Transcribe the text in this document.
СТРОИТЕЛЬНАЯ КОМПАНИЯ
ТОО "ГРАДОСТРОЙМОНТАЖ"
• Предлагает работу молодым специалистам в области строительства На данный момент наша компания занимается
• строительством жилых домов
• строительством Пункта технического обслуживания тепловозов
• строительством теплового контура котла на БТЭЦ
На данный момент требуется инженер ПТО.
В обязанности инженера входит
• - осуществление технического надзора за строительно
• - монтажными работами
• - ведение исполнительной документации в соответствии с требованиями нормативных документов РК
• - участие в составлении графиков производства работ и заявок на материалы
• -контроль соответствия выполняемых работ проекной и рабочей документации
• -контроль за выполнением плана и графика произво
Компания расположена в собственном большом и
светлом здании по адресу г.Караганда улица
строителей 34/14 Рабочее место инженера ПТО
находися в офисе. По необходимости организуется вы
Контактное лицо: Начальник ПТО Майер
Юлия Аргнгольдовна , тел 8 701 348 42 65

══════

Direction
The records above must be repeated exactly, every one of them.

Task answer
Transcribe the text in this document.
СТРОИТЕЛЬНАЯ КОМПАНИЯ
ТОО "ГРАДОСТРОЙМОНТАЖ"
• Предлагает работу молодым специалистам в области строительства На данный момент наша компания занимается
• строительством жилых домов
• строительством Пункта технического обслуживания тепловозов
• строительством теплового контура котла на БТЭЦ
На данный момент требуется инженер ПТО.
В обязанности инженера входит
• - осуществление технического надзора за строительно
• - монтажными работами
• - ведение исполнительной документации в соответствии с требованиями нормативных документов РК
• - участие в составлении графиков производства работ и заявок на материалы
• -контроль соответствия выполняемых работ проекной и рабочей документации
• -контроль за выполнением плана и графика произво
Компания расположена в собственном большом и
светлом здании по адресу г.Караганда улица
строителей 34/14 Рабочее место инженера ПТО
находися в офисе. По необходимости организуется вы
Контактное лицо: Начальник ПТО Майер
Юлия Аргнгольдовна , тел 8 701 348 42 65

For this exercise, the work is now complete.